> _Requirements_
Rewrite the rows below, changing every "elements" to "objects" and keeping everything else the same.

(Spatial layout entries)
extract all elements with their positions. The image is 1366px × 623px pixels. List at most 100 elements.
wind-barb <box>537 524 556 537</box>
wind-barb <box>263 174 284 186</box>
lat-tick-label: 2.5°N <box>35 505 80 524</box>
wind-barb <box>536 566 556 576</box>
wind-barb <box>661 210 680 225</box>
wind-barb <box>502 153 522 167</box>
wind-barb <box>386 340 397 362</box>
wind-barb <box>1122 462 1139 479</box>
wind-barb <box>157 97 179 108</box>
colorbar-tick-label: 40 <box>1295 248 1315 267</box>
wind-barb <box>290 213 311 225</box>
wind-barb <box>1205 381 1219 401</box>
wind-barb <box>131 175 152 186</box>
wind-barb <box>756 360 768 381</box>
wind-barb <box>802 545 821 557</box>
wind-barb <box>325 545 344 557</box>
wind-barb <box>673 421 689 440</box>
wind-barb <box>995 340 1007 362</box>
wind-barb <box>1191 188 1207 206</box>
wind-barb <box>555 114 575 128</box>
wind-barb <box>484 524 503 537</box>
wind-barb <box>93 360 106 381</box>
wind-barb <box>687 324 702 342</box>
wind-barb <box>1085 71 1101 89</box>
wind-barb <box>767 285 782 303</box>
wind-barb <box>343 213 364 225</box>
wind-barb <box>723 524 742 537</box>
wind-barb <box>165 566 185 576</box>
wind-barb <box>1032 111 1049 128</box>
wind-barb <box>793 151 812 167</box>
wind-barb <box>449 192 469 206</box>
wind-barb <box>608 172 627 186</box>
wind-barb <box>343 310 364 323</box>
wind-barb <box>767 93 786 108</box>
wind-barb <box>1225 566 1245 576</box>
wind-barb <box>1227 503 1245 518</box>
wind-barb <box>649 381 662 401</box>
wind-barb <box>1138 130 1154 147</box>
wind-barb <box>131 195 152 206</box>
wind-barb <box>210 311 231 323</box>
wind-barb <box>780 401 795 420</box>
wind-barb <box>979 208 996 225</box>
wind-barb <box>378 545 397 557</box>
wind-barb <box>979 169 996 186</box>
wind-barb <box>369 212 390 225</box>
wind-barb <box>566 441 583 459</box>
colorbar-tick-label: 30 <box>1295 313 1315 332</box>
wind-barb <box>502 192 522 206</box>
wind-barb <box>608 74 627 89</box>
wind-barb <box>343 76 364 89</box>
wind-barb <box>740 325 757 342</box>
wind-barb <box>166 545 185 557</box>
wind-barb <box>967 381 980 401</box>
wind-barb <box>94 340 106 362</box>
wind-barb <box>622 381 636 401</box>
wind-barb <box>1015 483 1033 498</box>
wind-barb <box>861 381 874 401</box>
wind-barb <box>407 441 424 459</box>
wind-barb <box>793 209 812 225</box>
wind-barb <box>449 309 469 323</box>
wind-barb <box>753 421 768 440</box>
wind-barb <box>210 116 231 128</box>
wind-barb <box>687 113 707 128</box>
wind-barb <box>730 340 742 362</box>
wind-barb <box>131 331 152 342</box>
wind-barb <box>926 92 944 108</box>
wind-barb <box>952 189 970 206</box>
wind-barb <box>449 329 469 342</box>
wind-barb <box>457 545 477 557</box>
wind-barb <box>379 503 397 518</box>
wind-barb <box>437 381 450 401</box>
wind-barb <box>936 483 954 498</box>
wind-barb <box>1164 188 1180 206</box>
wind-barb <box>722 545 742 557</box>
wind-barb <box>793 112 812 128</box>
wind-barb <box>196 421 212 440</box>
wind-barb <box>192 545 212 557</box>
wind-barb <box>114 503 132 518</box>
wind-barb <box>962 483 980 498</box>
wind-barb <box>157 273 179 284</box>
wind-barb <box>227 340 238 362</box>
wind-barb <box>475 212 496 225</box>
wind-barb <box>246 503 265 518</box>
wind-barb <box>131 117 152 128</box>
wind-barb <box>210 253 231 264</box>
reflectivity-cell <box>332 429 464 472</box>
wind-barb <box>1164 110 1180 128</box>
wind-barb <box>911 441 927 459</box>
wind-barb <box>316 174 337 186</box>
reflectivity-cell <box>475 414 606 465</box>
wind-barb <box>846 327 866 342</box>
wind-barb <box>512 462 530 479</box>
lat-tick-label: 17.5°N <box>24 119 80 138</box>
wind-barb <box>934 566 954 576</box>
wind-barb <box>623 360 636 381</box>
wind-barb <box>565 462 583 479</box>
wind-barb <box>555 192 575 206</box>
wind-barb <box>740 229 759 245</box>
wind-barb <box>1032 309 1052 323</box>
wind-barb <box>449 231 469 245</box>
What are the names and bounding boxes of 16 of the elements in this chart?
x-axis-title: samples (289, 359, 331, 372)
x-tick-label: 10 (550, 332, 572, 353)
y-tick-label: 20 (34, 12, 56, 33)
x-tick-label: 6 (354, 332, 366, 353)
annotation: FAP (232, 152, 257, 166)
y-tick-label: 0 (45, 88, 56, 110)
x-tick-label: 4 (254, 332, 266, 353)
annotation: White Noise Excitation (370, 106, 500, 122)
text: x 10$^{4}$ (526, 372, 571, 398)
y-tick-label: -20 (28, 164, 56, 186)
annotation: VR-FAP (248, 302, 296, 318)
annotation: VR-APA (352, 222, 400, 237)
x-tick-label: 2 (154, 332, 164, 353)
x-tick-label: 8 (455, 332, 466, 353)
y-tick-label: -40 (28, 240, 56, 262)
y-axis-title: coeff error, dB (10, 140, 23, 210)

> _Solved problem_
extract all objects with their positions. The image is 1366px × 623px pixels. List at most 100 objects.
wind-barb <box>537 524 556 537</box>
wind-barb <box>263 174 284 186</box>
lat-tick-label: 2.5°N <box>35 505 80 524</box>
wind-barb <box>536 566 556 576</box>
wind-barb <box>661 210 680 225</box>
wind-barb <box>502 153 522 167</box>
wind-barb <box>386 340 397 362</box>
wind-barb <box>1122 462 1139 479</box>
wind-barb <box>157 97 179 108</box>
colorbar-tick-label: 40 <box>1295 248 1315 267</box>
wind-barb <box>290 213 311 225</box>
wind-barb <box>1205 381 1219 401</box>
wind-barb <box>131 175 152 186</box>
wind-barb <box>756 360 768 381</box>
wind-barb <box>802 545 821 557</box>
wind-barb <box>325 545 344 557</box>
wind-barb <box>673 421 689 440</box>
wind-barb <box>995 340 1007 362</box>
wind-barb <box>1191 188 1207 206</box>
wind-barb <box>555 114 575 128</box>
wind-barb <box>484 524 503 537</box>
wind-barb <box>93 360 106 381</box>
wind-barb <box>687 324 702 342</box>
wind-barb <box>1085 71 1101 89</box>
wind-barb <box>767 285 782 303</box>
wind-barb <box>343 213 364 225</box>
wind-barb <box>723 524 742 537</box>
wind-barb <box>165 566 185 576</box>
wind-barb <box>1032 111 1049 128</box>
wind-barb <box>793 151 812 167</box>
wind-barb <box>449 192 469 206</box>
wind-barb <box>608 172 627 186</box>
wind-barb <box>343 310 364 323</box>
wind-barb <box>767 93 786 108</box>
wind-barb <box>1225 566 1245 576</box>
wind-barb <box>1227 503 1245 518</box>
wind-barb <box>649 381 662 401</box>
wind-barb <box>1138 130 1154 147</box>
wind-barb <box>131 195 152 206</box>
wind-barb <box>210 311 231 323</box>
wind-barb <box>780 401 795 420</box>
wind-barb <box>979 208 996 225</box>
wind-barb <box>378 545 397 557</box>
wind-barb <box>979 169 996 186</box>
wind-barb <box>369 212 390 225</box>
wind-barb <box>566 441 583 459</box>
colorbar-tick-label: 30 <box>1295 313 1315 332</box>
wind-barb <box>502 192 522 206</box>
wind-barb <box>608 74 627 89</box>
wind-barb <box>343 76 364 89</box>
wind-barb <box>740 325 757 342</box>
wind-barb <box>166 545 185 557</box>
wind-barb <box>967 381 980 401</box>
wind-barb <box>94 340 106 362</box>
wind-barb <box>622 381 636 401</box>
wind-barb <box>1015 483 1033 498</box>
wind-barb <box>861 381 874 401</box>
wind-barb <box>407 441 424 459</box>
wind-barb <box>793 209 812 225</box>
wind-barb <box>449 309 469 323</box>
wind-barb <box>753 421 768 440</box>
wind-barb <box>210 116 231 128</box>
wind-barb <box>687 113 707 128</box>
wind-barb <box>730 340 742 362</box>
wind-barb <box>131 331 152 342</box>
wind-barb <box>926 92 944 108</box>
wind-barb <box>952 189 970 206</box>
wind-barb <box>449 329 469 342</box>
wind-barb <box>457 545 477 557</box>
wind-barb <box>379 503 397 518</box>
wind-barb <box>437 381 450 401</box>
wind-barb <box>936 483 954 498</box>
wind-barb <box>1164 188 1180 206</box>
wind-barb <box>722 545 742 557</box>
wind-barb <box>793 112 812 128</box>
wind-barb <box>196 421 212 440</box>
wind-barb <box>192 545 212 557</box>
wind-barb <box>114 503 132 518</box>
wind-barb <box>962 483 980 498</box>
wind-barb <box>157 273 179 284</box>
wind-barb <box>227 340 238 362</box>
wind-barb <box>475 212 496 225</box>
wind-barb <box>246 503 265 518</box>
wind-barb <box>131 117 152 128</box>
wind-barb <box>210 253 231 264</box>
reflectivity-cell <box>332 429 464 472</box>
wind-barb <box>1164 110 1180 128</box>
wind-barb <box>911 441 927 459</box>
wind-barb <box>316 174 337 186</box>
reflectivity-cell <box>475 414 606 465</box>
wind-barb <box>846 327 866 342</box>
wind-barb <box>512 462 530 479</box>
lat-tick-label: 17.5°N <box>24 119 80 138</box>
wind-barb <box>934 566 954 576</box>
wind-barb <box>623 360 636 381</box>
wind-barb <box>565 462 583 479</box>
wind-barb <box>555 192 575 206</box>
wind-barb <box>740 229 759 245</box>
wind-barb <box>1032 309 1052 323</box>
wind-barb <box>449 231 469 245</box>
What are the names and bounding boxes of 16 of the objects in this chart?
x-axis-title: samples (289, 359, 331, 372)
x-tick-label: 10 (550, 332, 572, 353)
y-tick-label: 20 (34, 12, 56, 33)
x-tick-label: 6 (354, 332, 366, 353)
annotation: FAP (232, 152, 257, 166)
y-tick-label: 0 (45, 88, 56, 110)
x-tick-label: 4 (254, 332, 266, 353)
annotation: White Noise Excitation (370, 106, 500, 122)
text: x 10$^{4}$ (526, 372, 571, 398)
y-tick-label: -20 (28, 164, 56, 186)
annotation: VR-FAP (248, 302, 296, 318)
annotation: VR-APA (352, 222, 400, 237)
x-tick-label: 2 (154, 332, 164, 353)
x-tick-label: 8 (455, 332, 466, 353)
y-tick-label: -40 (28, 240, 56, 262)
y-axis-title: coeff error, dB (10, 140, 23, 210)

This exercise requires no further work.